Begin

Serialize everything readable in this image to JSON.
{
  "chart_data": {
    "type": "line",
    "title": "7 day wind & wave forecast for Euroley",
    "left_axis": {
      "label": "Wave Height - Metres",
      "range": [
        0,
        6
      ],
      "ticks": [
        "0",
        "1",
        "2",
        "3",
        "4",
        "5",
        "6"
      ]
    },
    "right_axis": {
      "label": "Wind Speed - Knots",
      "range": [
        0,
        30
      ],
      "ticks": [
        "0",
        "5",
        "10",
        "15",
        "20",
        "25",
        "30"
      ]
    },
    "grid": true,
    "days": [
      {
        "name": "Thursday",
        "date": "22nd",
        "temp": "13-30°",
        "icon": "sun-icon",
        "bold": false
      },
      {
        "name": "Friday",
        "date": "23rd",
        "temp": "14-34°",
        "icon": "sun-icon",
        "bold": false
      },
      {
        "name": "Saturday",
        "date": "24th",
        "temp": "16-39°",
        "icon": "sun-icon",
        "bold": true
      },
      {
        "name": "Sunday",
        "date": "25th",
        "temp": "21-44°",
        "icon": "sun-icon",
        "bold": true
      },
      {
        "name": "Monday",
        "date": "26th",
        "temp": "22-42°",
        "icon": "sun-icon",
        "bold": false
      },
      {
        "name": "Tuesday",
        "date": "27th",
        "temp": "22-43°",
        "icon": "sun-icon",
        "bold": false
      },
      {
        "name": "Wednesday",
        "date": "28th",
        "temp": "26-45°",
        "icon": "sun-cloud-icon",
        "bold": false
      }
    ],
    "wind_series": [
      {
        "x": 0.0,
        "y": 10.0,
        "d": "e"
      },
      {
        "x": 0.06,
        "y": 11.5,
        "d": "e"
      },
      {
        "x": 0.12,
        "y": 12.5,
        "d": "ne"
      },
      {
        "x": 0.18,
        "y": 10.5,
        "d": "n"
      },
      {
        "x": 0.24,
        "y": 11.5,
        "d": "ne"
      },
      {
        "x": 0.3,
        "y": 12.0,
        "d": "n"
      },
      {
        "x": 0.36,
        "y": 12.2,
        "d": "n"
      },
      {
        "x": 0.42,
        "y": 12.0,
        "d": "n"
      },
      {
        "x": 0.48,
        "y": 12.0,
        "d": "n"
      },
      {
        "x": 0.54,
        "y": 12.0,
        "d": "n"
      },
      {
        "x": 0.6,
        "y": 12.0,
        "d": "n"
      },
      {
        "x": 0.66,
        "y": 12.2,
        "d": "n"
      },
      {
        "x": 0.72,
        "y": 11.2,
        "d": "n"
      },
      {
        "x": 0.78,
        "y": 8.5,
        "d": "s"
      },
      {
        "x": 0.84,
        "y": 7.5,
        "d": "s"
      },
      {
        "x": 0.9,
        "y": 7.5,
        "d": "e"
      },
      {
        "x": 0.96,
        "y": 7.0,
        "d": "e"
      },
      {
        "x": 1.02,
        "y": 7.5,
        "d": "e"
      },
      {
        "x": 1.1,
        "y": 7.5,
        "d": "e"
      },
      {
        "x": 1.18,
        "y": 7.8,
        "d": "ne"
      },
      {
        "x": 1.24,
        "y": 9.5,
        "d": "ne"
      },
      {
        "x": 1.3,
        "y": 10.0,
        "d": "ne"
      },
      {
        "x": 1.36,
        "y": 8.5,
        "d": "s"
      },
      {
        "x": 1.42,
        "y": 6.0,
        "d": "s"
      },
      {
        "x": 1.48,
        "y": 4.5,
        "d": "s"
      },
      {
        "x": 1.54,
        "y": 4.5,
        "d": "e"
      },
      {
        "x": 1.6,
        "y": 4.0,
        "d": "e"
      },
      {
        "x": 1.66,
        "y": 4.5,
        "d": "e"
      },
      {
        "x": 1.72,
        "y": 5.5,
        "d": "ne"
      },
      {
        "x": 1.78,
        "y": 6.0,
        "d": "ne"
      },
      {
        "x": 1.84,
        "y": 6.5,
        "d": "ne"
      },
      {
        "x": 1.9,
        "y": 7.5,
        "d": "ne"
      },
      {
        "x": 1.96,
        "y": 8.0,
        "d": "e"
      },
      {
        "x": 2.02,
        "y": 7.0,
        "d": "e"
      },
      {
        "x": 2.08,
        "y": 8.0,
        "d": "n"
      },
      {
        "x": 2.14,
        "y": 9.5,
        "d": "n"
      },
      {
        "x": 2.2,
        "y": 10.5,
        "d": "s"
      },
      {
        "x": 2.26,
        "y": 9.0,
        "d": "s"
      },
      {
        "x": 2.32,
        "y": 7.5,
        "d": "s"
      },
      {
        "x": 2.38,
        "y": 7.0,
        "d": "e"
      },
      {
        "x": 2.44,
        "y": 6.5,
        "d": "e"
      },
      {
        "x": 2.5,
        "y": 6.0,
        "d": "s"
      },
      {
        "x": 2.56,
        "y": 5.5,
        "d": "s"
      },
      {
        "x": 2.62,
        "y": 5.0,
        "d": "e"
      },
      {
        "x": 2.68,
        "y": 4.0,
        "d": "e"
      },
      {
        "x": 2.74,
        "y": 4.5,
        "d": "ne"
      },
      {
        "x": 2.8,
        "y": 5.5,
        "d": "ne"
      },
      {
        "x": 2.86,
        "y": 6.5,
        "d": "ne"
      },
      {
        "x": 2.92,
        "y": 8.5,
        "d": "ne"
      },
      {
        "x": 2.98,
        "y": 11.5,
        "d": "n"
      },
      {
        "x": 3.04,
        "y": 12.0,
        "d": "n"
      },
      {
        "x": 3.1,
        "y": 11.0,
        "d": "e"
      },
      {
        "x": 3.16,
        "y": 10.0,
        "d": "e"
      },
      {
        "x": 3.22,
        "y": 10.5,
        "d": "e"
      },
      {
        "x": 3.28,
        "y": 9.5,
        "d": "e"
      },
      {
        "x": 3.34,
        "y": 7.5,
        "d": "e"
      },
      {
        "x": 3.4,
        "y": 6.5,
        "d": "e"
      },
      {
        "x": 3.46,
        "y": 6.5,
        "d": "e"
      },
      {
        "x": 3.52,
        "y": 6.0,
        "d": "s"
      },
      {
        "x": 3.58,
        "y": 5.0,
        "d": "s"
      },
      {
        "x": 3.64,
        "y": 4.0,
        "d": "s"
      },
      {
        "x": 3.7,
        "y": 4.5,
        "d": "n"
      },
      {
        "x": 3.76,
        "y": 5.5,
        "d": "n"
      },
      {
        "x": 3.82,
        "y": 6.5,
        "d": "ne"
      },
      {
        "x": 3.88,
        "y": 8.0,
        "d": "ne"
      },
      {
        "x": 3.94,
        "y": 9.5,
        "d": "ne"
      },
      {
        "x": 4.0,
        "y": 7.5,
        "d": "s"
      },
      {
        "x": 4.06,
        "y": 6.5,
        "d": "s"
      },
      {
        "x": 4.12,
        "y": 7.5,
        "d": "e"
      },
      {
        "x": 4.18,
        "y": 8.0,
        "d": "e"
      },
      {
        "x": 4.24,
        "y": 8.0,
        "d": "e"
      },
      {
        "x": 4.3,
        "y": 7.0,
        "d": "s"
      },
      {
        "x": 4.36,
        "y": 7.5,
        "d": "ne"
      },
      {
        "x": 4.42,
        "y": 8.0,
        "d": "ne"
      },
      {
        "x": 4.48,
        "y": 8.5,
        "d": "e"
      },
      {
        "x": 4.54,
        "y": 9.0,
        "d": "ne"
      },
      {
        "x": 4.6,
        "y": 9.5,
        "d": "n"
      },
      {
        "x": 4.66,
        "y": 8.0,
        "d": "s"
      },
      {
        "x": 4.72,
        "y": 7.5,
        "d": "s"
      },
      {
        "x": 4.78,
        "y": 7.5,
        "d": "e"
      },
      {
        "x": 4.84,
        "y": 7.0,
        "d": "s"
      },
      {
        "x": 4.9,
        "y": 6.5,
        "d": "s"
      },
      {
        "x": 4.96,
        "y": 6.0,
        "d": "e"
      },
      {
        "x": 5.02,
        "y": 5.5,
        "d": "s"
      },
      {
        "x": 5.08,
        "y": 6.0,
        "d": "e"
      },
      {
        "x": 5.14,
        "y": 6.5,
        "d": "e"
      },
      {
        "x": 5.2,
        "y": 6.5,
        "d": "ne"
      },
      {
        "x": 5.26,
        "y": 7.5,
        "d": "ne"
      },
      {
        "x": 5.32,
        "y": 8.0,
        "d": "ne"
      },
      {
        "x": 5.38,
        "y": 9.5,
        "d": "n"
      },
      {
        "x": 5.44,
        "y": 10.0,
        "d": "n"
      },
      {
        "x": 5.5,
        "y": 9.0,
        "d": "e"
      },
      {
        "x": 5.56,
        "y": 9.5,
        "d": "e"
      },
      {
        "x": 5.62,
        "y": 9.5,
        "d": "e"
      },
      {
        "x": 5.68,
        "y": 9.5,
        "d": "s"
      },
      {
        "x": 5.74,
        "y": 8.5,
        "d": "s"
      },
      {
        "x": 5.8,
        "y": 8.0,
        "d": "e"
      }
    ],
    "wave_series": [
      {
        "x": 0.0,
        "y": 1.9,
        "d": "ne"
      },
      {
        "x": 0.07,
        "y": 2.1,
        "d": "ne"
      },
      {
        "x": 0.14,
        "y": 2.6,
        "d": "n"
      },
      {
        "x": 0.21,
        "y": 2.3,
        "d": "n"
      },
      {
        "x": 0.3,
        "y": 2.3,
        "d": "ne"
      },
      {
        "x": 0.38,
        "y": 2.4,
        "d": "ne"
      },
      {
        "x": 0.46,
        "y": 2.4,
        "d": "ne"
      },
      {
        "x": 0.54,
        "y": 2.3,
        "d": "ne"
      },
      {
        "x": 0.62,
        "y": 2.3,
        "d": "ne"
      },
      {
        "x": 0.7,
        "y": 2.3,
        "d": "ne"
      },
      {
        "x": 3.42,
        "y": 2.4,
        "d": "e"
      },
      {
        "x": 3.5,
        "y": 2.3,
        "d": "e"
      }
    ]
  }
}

End

[Given task]:
Give only the number of lines in the entries above that contain the string "date".

[Answer to the exercise]:
7